_WHAT YOU SHOULD DO:_
Copy each line below that includes "FAMILIARES".

┌──

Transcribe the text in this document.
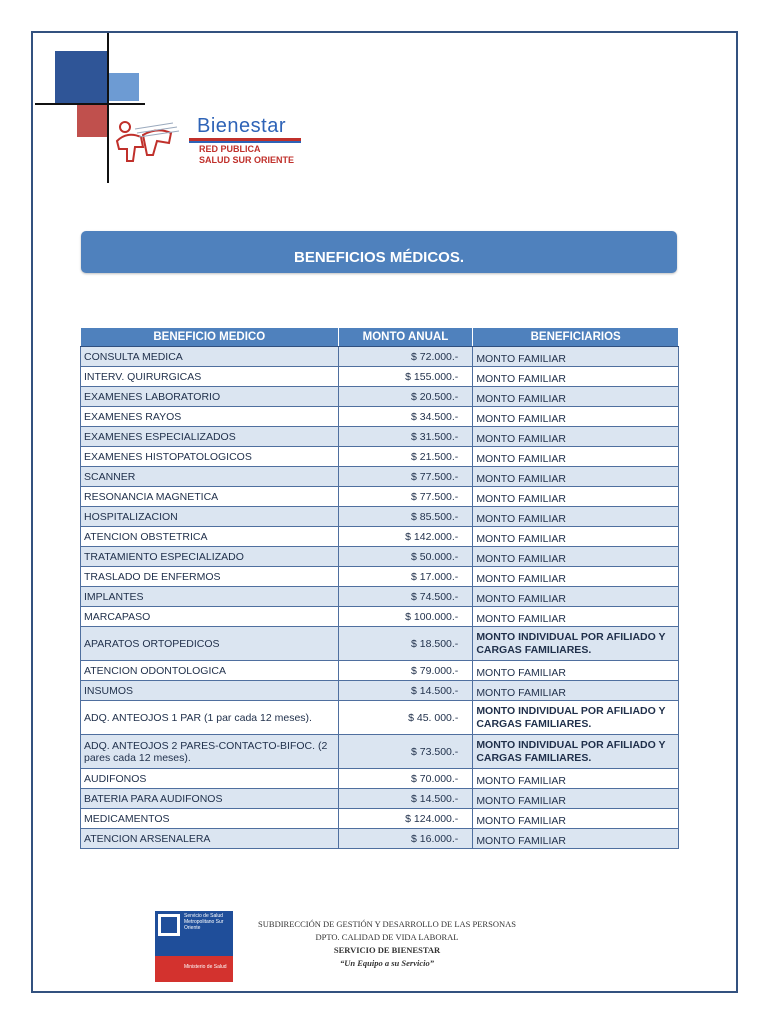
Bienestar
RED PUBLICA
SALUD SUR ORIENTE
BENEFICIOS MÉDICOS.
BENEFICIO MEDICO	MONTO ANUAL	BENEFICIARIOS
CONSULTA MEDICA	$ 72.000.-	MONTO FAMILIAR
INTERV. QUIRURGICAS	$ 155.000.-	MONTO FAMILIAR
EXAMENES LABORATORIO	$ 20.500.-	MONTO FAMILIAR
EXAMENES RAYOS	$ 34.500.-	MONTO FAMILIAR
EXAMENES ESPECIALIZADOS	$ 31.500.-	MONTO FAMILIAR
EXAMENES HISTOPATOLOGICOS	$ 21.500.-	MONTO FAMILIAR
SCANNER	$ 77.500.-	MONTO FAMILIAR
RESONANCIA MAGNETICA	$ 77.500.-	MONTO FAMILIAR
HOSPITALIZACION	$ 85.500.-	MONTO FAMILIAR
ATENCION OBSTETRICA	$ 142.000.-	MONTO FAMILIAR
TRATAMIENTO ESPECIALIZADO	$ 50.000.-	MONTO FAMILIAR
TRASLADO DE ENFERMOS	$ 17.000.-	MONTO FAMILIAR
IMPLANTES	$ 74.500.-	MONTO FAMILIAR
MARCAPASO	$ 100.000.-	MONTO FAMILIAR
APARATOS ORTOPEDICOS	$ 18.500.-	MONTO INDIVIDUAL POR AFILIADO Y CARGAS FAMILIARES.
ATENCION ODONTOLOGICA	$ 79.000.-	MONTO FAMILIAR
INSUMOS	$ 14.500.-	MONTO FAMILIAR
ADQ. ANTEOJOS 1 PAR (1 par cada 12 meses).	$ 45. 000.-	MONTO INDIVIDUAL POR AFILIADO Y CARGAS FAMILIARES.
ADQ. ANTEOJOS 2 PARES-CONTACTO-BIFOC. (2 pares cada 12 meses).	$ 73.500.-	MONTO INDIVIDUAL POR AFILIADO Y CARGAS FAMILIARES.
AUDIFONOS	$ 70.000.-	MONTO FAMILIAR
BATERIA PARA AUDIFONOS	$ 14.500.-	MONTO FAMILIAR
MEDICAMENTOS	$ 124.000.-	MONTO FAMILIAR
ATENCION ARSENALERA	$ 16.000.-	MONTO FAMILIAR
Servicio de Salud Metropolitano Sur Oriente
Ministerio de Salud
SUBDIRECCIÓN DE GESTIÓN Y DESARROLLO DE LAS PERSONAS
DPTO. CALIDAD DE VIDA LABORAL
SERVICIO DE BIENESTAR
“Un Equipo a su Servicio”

└──

_ANSWER TO THE EXERCISE:_
APARATOS ORTOPEDICOS	$ 18.500.-	MONTO INDIVIDUAL POR AFILIADO Y CARGAS FAMILIARES.
ADQ. ANTEOJOS 1 PAR (1 par cada 12 meses).	$ 45. 000.-	MONTO INDIVIDUAL POR AFILIADO Y CARGAS FAMILIARES.
ADQ. ANTEOJOS 2 PARES-CONTACTO-BIFOC. (2 pares cada 12 meses).	$ 73.500.-	MONTO INDIVIDUAL POR AFILIADO Y CARGAS FAMILIARES.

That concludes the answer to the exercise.